WHAT IS REQUIRED
Transcribe the records exactly from the line with "What does this" to the end, both included.

DATA FOR THE TASK
┄┄┄┄┄┄┄┄┄┄

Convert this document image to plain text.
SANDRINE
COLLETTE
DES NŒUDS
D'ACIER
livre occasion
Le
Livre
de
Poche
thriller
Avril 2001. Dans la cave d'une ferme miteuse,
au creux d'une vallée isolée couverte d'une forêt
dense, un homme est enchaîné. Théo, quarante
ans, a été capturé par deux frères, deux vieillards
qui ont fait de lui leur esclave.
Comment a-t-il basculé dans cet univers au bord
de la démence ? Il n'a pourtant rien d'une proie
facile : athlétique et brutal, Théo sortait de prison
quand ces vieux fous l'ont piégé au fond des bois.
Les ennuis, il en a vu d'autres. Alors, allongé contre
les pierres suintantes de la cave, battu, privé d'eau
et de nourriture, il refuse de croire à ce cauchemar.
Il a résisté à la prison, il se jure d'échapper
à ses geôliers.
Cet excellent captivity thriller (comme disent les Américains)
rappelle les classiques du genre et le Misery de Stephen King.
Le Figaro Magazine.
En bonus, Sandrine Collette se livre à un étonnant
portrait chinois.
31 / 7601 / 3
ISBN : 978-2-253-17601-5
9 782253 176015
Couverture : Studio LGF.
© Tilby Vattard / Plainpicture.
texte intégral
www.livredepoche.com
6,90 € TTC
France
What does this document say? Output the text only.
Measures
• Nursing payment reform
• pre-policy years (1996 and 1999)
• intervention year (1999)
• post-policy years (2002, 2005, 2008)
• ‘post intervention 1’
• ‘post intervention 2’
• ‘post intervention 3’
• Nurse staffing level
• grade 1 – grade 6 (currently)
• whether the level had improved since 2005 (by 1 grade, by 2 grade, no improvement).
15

┄┄┄┄┄┄┄┄┄┄

ANSWER TO THIS EXERCISE
What does this document say? Output the text only.
Measures
• Nursing payment reform
• pre-policy years (1996 and 1999)
• intervention year (1999)
• post-policy years (2002, 2005, 2008)
• ‘post intervention 1’
• ‘post intervention 2’
• ‘post intervention 3’
• Nurse staffing level
• grade 1 – grade 6 (currently)
• whether the level had improved since 2005 (by 1 grade, by 2 grade, no improvement).
15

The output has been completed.